- **Task**:
Copy out the biography of Marijke Hanegraaf in its entirety, word for word.

- **Text section**:
.....

Marijke Hanegraaf (born 1946) is a Dutch poet. Since 1997, she has lived in Nijmegen; she was the city's official poet in 2013 and 2014.

== Biography ==
Hanegraaf was born in Tilburg, The Netherlands. She began her career as a laboratory technician for a large Dutch pharmaceutical company, Organon, and after that she worked at the predecessor of the Dutch government organization for food and plant safety.

Her career took a turn into writing when she started working for children's magazine Taptoe. She wrote stories, informative articles and reports for the magazine. She also wrote information booklets for primary and secondary school children on various subjects. For many years, Hanegraaf worked as a freelance copy-editor.

She studied at a writers' vocational school, where she became fascinated by poetry. She writes about the desire to remain within a multitude of impressions. Eye and ear observations are essential to her poetry. It is poetry about life, with the intention of understanding another person and the surroundings better.

.....

- **Given data**:
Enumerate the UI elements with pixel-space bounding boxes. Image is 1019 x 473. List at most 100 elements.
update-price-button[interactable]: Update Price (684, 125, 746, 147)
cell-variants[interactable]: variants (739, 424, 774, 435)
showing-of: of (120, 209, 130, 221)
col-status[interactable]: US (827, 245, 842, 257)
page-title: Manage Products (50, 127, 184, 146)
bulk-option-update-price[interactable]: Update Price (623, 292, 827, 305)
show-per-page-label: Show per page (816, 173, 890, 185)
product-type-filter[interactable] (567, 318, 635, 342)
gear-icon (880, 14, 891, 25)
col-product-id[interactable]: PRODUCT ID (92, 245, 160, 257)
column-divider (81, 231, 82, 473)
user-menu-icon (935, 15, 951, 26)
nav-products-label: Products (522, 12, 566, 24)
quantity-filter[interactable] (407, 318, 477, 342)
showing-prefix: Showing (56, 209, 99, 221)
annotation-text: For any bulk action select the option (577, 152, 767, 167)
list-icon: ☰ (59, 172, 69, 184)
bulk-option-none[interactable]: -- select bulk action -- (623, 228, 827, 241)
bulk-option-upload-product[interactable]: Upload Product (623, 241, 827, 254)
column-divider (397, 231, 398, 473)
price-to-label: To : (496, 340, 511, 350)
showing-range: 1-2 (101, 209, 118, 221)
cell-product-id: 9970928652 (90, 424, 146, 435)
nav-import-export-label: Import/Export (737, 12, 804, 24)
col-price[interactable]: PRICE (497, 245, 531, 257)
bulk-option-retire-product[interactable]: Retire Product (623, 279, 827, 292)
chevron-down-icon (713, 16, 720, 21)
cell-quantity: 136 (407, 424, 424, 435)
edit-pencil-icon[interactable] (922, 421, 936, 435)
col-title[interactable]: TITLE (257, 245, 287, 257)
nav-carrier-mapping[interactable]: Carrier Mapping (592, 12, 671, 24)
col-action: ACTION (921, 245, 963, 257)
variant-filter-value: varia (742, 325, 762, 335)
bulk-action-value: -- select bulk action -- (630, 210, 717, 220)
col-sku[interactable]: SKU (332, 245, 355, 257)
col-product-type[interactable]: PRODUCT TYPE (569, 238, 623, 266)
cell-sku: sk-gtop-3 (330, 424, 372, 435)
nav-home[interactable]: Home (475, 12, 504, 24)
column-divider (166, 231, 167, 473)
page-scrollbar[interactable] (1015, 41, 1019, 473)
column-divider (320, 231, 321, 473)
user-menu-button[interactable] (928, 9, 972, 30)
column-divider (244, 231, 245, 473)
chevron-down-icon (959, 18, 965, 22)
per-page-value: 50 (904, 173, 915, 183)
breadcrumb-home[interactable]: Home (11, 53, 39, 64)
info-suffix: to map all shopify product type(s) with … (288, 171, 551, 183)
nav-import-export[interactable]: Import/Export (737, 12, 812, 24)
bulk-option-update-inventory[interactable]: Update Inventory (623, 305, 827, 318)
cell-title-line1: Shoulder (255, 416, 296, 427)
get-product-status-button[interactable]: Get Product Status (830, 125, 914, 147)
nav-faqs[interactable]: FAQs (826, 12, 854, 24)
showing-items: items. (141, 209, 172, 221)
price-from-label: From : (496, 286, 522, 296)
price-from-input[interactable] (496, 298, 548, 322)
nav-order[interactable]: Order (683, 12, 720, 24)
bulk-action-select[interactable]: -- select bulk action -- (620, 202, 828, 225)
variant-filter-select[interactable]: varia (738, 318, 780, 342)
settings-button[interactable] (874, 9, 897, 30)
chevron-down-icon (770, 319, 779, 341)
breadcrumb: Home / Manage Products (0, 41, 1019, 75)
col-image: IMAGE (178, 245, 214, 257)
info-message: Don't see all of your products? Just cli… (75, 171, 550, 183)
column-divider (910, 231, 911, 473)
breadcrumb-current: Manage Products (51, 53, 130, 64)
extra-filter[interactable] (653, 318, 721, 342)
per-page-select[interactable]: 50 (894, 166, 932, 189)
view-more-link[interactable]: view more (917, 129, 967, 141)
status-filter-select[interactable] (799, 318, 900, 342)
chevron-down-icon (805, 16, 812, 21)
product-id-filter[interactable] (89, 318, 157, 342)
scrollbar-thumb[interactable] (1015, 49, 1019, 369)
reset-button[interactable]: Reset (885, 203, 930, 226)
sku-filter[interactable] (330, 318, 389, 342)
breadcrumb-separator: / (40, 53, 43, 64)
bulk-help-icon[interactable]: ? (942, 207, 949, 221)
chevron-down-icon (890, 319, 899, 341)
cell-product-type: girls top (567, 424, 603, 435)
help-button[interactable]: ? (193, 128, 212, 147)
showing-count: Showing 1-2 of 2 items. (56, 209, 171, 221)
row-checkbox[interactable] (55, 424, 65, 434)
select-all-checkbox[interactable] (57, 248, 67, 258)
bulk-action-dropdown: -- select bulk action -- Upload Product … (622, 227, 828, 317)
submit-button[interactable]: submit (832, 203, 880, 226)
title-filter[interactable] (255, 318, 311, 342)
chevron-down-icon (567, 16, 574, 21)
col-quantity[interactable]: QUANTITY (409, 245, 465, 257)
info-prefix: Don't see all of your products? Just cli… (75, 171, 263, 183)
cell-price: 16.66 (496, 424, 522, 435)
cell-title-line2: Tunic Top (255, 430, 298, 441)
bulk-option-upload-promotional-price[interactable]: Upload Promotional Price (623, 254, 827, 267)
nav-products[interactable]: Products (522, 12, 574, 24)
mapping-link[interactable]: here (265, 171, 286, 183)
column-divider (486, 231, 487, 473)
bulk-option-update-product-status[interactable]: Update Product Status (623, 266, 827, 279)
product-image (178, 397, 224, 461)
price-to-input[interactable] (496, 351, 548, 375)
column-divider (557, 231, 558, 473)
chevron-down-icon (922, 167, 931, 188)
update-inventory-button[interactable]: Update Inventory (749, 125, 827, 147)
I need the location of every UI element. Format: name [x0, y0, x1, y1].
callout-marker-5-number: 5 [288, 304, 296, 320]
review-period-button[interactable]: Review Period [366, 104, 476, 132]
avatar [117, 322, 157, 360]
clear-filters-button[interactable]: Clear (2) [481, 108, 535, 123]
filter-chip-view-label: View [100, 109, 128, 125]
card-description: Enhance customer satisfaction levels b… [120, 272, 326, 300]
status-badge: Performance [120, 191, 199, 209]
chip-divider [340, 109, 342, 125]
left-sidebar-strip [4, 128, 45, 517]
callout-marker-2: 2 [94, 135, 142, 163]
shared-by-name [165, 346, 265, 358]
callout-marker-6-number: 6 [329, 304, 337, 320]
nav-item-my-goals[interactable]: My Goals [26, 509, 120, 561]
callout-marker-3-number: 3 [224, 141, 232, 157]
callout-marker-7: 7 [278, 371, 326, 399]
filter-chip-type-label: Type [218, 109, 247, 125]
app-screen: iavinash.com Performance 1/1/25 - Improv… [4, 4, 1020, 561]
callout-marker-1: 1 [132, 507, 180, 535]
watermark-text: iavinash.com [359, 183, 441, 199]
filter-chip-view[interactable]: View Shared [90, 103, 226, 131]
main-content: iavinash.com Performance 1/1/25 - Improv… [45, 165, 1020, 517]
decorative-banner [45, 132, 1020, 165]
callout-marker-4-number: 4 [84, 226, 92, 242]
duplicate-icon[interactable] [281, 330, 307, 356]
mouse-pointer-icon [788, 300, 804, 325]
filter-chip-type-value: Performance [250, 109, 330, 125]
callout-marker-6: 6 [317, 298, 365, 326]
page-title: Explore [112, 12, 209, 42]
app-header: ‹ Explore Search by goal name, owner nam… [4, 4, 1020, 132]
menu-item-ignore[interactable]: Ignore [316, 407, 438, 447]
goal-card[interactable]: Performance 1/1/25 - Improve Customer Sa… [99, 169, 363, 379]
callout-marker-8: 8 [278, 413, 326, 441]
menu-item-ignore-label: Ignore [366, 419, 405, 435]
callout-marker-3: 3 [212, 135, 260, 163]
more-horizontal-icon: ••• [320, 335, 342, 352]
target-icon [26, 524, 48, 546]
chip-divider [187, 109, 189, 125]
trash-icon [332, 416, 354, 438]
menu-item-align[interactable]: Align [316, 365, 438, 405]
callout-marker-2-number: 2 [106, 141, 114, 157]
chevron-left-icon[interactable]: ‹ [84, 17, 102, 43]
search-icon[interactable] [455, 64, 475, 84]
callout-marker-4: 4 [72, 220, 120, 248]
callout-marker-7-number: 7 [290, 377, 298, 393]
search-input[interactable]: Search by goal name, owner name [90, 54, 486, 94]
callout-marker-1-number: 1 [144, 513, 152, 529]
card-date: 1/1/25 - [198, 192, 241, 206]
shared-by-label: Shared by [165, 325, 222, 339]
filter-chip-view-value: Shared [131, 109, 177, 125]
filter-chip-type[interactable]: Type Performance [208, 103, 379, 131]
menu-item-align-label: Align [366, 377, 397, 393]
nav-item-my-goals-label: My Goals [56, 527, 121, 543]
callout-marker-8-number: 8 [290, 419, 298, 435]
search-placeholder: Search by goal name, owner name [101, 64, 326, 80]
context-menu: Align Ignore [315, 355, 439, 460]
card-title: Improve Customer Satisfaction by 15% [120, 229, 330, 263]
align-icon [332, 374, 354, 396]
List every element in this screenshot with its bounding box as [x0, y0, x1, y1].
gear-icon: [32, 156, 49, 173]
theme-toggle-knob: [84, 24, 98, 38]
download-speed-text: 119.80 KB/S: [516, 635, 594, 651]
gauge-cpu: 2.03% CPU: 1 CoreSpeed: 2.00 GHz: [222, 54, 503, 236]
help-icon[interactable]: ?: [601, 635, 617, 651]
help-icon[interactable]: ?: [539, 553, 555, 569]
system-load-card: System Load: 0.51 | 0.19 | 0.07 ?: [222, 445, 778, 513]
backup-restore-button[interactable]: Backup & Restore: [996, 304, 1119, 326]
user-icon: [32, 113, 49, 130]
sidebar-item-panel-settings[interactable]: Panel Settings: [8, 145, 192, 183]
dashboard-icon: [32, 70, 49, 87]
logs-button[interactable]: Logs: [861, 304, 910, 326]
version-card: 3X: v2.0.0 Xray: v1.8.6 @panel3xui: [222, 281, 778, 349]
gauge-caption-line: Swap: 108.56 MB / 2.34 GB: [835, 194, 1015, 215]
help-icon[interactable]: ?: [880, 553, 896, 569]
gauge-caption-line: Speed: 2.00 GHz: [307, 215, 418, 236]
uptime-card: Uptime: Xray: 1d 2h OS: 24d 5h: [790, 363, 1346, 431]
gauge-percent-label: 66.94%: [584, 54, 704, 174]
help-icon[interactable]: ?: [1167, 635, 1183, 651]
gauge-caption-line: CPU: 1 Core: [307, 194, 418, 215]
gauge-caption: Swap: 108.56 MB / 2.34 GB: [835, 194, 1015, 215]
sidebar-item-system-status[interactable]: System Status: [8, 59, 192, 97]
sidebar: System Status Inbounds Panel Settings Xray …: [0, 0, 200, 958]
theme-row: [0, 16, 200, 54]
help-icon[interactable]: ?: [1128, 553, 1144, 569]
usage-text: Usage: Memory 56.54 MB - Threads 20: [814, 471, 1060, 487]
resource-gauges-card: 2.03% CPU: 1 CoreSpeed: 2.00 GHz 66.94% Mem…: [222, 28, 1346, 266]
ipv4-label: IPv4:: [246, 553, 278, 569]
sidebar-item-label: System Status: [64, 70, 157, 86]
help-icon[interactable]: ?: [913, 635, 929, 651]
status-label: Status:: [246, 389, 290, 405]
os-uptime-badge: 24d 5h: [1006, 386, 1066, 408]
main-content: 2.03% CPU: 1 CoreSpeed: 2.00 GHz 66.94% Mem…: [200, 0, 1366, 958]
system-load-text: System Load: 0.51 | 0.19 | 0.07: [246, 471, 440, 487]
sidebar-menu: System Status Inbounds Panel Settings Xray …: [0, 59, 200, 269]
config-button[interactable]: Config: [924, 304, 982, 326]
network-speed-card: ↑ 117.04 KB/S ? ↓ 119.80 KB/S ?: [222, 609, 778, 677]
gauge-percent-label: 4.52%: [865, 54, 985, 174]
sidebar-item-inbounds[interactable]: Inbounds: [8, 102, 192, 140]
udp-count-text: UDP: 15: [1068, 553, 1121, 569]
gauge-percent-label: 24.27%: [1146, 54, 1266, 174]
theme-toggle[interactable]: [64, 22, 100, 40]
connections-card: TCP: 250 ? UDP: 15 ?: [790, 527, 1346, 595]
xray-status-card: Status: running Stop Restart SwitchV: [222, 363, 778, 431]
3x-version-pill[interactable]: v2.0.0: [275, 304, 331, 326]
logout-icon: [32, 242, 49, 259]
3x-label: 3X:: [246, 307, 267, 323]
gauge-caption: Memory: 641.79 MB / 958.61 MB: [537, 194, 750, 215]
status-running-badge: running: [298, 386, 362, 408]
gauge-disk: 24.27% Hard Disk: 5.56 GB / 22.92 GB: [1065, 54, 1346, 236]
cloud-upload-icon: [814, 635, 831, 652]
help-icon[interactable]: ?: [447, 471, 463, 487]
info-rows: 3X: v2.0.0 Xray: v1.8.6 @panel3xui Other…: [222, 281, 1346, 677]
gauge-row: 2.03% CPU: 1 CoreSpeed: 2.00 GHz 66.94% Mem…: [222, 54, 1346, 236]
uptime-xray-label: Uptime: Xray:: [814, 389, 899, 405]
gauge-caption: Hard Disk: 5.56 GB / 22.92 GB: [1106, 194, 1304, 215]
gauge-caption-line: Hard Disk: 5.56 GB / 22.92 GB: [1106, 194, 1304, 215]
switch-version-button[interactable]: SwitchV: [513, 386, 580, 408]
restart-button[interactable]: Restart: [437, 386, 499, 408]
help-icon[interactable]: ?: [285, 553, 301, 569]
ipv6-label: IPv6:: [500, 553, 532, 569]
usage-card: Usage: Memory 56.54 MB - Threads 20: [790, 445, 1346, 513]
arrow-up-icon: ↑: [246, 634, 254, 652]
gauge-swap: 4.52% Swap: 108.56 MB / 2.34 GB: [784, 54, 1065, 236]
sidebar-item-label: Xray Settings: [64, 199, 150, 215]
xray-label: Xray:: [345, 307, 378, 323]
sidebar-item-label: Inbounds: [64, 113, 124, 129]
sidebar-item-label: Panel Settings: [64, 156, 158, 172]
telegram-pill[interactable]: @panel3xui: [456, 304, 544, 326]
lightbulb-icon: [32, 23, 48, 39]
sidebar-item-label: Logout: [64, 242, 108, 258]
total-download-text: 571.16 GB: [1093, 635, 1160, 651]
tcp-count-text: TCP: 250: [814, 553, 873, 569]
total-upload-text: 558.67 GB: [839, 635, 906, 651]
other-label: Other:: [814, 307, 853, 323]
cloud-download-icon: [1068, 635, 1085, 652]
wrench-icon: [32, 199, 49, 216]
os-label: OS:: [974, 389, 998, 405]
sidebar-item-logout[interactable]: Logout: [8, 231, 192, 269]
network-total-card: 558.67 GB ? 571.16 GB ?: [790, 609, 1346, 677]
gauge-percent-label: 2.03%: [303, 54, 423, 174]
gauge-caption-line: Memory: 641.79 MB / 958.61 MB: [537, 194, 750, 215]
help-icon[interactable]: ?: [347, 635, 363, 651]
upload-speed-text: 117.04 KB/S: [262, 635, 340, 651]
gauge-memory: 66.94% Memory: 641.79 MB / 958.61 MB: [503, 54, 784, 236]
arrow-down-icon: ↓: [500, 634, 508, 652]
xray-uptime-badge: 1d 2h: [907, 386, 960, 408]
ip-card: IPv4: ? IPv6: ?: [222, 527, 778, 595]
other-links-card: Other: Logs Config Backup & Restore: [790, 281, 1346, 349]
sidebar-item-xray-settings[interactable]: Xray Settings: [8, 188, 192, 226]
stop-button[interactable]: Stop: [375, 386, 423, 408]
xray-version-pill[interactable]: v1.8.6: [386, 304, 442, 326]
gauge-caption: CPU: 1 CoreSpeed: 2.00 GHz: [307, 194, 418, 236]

.....

- **Task response**:
Marijke Hanegraaf (born 1946) is a Dutch poet. Since 1997, she has lived in Nijmegen; she was the city's official poet in 2013 and 2014.

== Biography ==
Hanegraaf was born in Tilburg, The Netherlands. She began her career as a laboratory technician for a large Dutch pharmaceutical company, Organon, and after that she worked at the predecessor of the Dutch government organization for food and plant safety.

Her career took a turn into writing when she started working for children's magazine Taptoe. She wrote stories, informative articles and reports for the magazine. She also wrote information booklets for primary and secondary school children on various subjects. For many years, Hanegraaf worked as a freelance copy-editor.

She studied at a writers' vocational school, where she became fascinated by poetry. She writes about the desire to remain within a multitude of impressions. Eye and ear observations are essential to her poetry. It is poetry about life, with the intention of understanding another person and the surroundings better.